**What is being asked:** Write out every line below that includes the word "true".

Records from a collection
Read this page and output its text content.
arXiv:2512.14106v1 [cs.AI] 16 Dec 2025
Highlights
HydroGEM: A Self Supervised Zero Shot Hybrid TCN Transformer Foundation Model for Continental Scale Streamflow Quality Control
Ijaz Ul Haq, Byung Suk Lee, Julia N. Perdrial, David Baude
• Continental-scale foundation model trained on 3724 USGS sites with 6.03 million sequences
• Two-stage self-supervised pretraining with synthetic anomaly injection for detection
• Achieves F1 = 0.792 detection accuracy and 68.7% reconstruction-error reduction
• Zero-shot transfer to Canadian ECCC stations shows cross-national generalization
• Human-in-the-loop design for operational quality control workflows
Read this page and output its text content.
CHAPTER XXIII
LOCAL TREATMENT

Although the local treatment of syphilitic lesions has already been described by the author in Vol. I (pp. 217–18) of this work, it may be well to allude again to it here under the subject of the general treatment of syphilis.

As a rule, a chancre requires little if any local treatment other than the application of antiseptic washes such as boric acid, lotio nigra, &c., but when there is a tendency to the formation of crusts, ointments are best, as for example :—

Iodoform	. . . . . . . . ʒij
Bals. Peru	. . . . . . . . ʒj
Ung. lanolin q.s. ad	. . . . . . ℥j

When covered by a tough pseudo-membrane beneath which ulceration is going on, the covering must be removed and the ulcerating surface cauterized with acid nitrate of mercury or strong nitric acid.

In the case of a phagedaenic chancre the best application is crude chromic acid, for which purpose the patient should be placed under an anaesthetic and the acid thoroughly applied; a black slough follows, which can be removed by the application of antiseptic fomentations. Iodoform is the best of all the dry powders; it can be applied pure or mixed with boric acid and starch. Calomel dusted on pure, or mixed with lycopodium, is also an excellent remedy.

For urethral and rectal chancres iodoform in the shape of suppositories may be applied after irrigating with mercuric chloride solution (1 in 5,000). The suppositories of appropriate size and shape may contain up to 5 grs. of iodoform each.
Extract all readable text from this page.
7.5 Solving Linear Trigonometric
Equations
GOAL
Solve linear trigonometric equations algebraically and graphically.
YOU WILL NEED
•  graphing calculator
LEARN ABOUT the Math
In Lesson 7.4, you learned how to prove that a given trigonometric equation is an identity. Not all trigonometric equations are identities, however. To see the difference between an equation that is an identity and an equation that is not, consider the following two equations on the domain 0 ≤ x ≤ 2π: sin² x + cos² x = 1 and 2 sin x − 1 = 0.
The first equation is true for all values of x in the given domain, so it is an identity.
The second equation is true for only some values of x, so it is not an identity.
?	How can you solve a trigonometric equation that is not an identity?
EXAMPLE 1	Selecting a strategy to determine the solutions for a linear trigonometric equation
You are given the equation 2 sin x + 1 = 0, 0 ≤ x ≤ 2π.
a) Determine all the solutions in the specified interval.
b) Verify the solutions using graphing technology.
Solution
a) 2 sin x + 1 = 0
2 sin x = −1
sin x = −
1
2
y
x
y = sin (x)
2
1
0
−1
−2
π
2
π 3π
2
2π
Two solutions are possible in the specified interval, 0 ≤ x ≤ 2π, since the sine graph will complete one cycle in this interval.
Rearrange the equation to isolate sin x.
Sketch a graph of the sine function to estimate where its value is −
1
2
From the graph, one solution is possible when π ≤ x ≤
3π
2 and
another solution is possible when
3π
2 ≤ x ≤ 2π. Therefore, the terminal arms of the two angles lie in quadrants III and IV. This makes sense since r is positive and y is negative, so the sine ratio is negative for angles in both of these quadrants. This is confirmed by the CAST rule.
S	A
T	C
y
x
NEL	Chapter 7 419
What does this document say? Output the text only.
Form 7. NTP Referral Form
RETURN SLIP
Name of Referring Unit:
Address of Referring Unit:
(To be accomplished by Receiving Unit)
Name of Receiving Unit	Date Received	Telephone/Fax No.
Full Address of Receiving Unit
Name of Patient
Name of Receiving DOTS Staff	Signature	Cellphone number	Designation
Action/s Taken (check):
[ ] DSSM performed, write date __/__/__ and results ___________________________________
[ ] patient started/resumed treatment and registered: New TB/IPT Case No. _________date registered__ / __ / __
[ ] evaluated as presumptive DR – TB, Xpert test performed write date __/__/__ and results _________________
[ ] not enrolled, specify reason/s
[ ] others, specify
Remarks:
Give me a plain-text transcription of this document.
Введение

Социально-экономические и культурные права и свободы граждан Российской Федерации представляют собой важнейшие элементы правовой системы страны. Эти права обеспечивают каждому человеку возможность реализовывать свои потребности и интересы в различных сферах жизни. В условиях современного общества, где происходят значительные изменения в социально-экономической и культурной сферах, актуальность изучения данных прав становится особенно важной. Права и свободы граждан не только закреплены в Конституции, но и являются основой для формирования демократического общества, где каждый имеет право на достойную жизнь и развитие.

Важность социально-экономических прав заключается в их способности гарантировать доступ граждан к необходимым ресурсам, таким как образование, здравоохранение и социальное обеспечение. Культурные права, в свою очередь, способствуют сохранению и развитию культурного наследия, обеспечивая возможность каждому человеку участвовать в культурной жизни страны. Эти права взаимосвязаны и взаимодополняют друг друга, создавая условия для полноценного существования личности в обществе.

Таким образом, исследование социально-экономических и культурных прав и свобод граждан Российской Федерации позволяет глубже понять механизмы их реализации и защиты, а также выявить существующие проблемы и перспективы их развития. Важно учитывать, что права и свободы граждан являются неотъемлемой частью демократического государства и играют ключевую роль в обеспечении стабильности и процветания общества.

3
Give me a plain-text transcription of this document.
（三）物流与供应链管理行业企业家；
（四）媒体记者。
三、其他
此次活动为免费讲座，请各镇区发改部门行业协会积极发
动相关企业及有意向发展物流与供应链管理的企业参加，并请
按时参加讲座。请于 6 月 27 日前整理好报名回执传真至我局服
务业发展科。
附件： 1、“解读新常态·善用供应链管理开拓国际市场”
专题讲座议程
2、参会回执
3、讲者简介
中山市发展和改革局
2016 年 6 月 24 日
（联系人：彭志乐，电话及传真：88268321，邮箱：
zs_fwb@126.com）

**Reply:**
The first equation is true for all values of x in the given domain, so it is an identity.
The second equation is true for only some values of x, so it is not an identity.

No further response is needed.